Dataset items
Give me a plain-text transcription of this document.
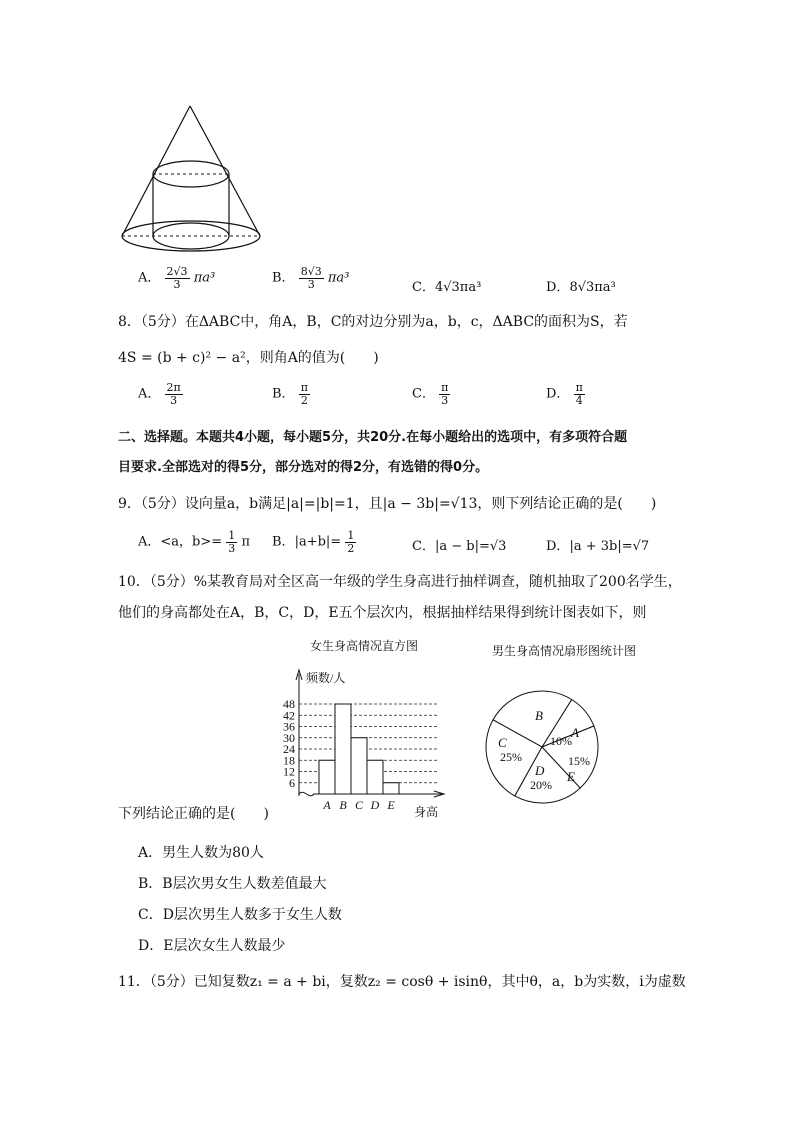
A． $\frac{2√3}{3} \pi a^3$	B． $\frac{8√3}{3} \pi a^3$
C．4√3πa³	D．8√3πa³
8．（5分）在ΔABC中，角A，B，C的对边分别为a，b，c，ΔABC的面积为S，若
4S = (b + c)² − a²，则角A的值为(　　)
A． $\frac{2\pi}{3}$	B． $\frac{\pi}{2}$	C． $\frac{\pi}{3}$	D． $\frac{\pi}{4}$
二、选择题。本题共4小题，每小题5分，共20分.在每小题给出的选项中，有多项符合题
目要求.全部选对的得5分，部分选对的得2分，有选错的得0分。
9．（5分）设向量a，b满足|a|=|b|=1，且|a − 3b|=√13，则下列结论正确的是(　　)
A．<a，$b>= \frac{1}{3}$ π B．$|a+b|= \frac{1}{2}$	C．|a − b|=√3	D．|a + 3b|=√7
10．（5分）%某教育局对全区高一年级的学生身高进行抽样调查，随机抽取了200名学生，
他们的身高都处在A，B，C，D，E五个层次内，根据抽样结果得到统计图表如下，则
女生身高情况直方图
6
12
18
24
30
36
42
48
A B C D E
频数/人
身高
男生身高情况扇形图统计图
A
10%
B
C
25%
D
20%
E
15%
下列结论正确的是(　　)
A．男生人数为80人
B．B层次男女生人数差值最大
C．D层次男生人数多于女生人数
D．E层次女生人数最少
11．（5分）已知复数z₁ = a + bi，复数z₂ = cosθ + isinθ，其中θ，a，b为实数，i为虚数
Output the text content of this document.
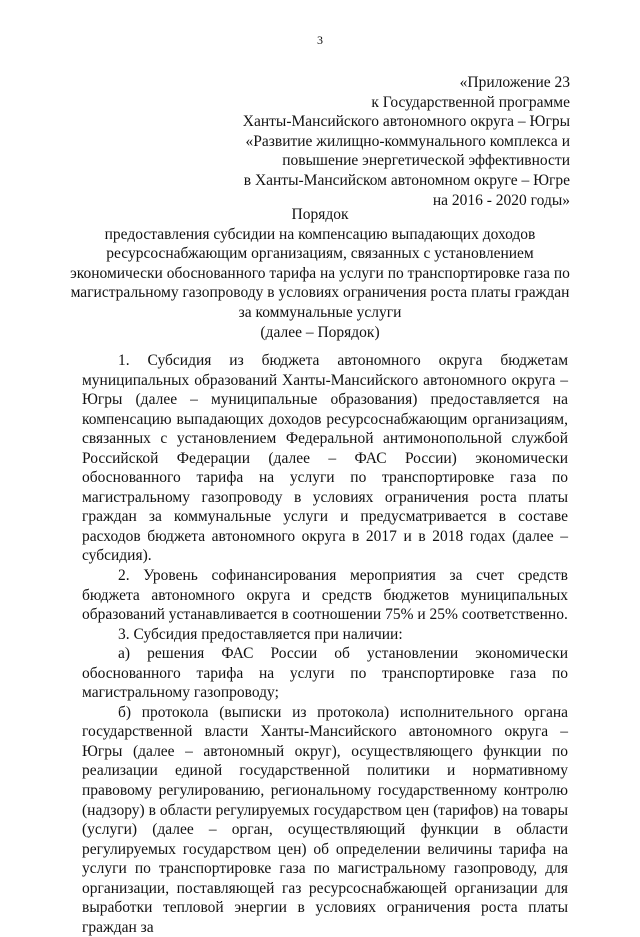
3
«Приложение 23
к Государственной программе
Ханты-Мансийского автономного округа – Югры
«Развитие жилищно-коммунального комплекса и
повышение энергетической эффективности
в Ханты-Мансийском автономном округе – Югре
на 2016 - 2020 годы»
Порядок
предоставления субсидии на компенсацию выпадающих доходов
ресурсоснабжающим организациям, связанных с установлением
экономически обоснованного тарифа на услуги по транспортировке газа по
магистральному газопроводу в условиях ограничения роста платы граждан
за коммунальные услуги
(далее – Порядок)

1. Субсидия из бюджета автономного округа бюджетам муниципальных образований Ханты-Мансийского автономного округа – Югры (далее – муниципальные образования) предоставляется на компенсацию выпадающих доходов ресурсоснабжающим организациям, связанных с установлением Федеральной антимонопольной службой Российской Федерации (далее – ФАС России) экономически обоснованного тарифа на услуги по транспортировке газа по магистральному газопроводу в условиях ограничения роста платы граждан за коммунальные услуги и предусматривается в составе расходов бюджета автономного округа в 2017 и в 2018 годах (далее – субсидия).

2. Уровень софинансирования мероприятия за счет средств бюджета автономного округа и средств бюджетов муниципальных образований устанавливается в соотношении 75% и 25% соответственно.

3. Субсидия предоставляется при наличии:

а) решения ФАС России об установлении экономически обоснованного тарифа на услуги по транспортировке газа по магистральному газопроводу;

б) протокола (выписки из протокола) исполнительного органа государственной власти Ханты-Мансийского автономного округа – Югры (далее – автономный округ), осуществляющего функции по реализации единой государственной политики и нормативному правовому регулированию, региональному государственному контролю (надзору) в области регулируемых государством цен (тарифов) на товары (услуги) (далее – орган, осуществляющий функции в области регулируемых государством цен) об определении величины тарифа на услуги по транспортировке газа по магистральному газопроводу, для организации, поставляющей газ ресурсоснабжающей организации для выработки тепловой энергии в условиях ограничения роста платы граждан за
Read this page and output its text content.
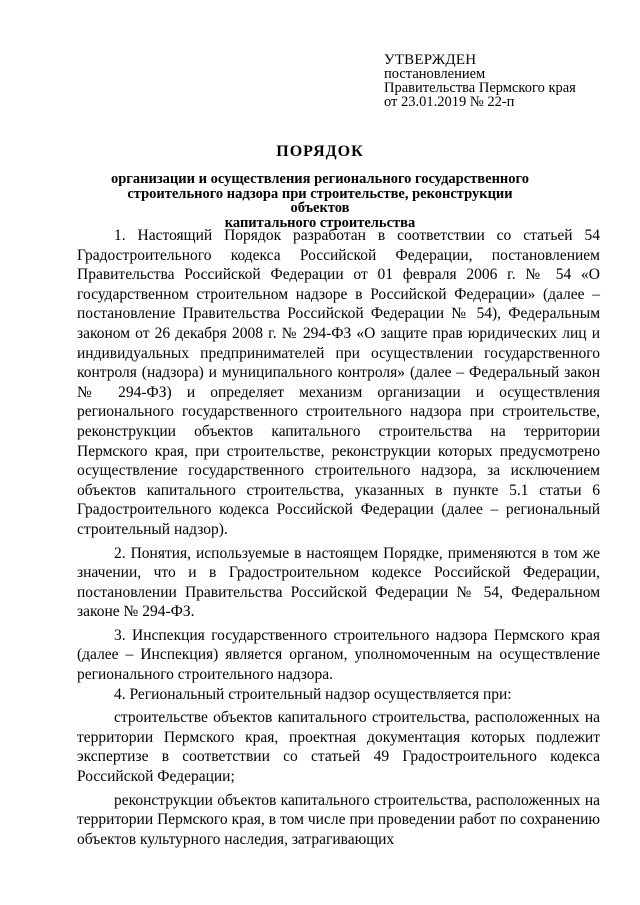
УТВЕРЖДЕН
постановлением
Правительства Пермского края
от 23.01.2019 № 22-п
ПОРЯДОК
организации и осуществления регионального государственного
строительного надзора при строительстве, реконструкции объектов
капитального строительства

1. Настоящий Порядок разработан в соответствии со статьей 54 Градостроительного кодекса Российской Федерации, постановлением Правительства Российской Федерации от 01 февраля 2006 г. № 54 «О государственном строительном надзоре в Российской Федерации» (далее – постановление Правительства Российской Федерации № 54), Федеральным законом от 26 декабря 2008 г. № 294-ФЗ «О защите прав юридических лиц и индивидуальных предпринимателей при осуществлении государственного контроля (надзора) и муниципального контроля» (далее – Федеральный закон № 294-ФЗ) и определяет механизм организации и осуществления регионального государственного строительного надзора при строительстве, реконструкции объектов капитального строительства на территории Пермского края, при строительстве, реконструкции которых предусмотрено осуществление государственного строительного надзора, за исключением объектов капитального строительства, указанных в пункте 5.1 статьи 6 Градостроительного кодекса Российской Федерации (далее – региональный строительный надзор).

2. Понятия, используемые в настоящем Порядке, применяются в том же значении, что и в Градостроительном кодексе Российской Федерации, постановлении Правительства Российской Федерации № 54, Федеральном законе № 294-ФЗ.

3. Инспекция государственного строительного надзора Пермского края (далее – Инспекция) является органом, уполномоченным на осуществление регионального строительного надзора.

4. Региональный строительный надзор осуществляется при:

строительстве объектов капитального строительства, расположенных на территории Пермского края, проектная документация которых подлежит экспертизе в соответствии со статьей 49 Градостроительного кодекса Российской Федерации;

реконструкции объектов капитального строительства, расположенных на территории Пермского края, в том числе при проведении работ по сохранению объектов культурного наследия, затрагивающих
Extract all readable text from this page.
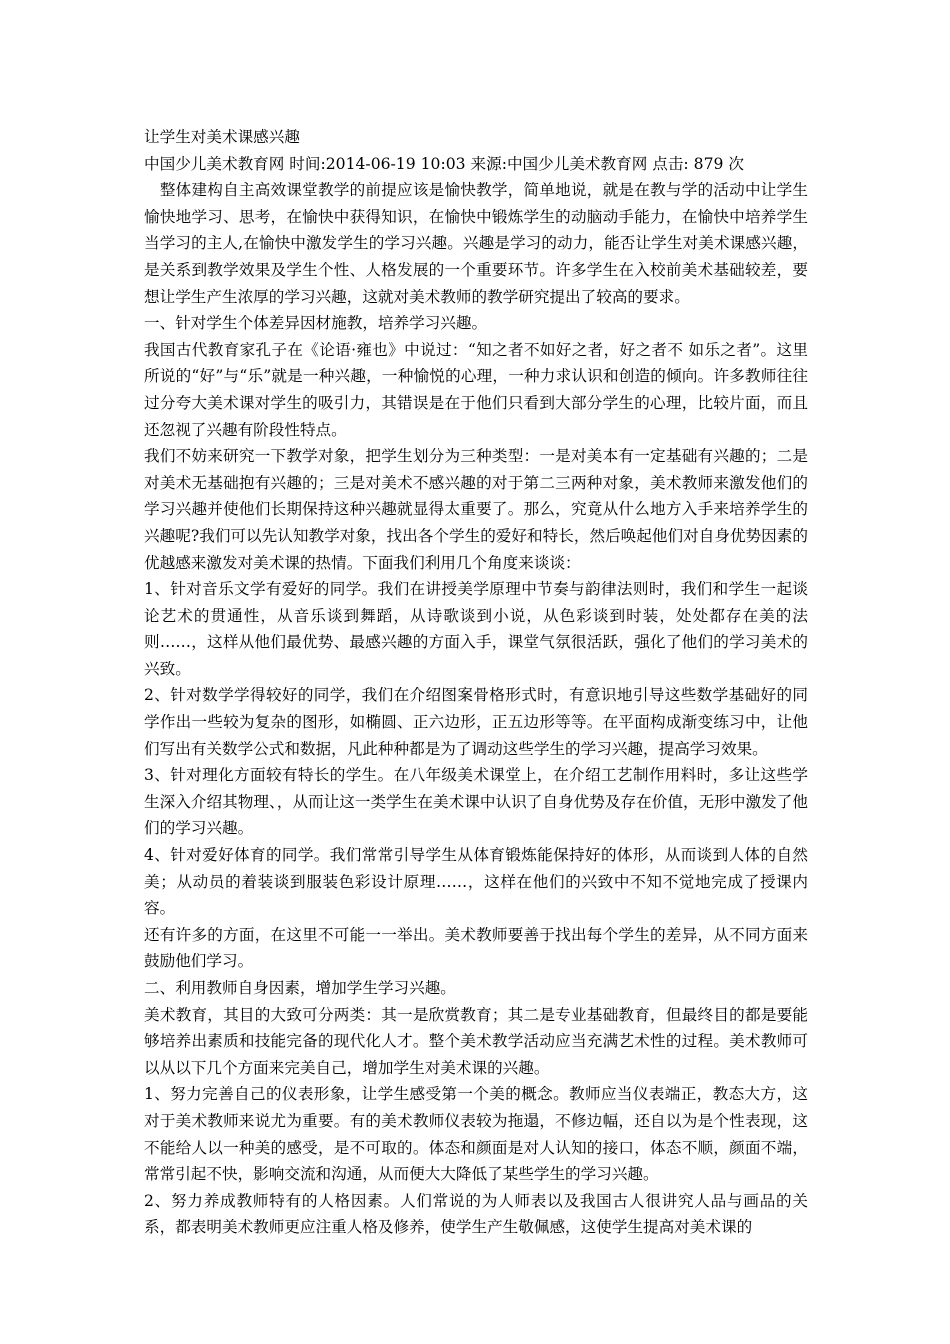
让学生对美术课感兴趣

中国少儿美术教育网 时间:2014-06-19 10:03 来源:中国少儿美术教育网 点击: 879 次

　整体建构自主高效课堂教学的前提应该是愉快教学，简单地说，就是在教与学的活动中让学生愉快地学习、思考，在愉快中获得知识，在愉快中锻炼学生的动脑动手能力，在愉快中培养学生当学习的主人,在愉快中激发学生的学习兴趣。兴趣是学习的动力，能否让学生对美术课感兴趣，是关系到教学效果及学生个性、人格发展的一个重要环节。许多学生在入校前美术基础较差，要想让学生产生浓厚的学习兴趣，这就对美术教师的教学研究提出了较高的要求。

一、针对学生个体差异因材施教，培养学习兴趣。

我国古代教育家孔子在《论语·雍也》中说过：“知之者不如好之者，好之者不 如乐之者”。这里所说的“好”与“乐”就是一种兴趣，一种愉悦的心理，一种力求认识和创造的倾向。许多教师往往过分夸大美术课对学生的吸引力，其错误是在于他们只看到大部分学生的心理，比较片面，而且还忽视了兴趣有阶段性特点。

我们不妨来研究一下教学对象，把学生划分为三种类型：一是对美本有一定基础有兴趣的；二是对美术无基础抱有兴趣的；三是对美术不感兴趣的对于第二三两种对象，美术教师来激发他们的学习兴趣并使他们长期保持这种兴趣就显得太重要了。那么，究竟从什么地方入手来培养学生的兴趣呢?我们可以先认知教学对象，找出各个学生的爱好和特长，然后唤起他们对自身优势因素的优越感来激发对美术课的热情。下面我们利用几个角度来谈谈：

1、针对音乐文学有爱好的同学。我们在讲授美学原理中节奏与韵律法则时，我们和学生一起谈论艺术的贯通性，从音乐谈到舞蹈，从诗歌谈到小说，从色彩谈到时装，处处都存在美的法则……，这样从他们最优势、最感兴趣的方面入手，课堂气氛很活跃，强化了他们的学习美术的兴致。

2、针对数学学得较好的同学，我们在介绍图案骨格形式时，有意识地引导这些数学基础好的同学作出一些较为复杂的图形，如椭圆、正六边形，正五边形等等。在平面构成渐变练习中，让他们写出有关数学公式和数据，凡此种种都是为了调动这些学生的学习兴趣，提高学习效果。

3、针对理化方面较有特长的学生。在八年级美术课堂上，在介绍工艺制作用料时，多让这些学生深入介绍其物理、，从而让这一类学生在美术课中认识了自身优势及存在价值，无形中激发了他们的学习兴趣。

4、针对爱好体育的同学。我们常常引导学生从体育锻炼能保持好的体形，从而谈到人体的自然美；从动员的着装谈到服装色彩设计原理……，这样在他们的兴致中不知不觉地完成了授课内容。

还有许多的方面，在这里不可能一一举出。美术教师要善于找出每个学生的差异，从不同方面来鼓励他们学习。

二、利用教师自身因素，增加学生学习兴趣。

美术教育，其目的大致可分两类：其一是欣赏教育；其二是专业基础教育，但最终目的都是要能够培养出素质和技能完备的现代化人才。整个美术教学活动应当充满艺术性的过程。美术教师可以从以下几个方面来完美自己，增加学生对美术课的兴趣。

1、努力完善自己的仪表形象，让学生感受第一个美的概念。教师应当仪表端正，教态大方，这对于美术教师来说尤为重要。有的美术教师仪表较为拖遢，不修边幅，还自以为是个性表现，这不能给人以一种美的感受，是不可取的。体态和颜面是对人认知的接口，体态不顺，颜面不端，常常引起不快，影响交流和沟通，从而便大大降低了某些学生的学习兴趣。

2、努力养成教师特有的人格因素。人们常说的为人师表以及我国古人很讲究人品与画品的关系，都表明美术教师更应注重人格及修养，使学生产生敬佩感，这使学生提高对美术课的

▶ **YOUR INSTRUCTIONS**
Show every line from the listing above in which the string "document" appears.

▶ **TASK RESULT**
Give me a plain-text transcription of this document.
Output the text content of this document.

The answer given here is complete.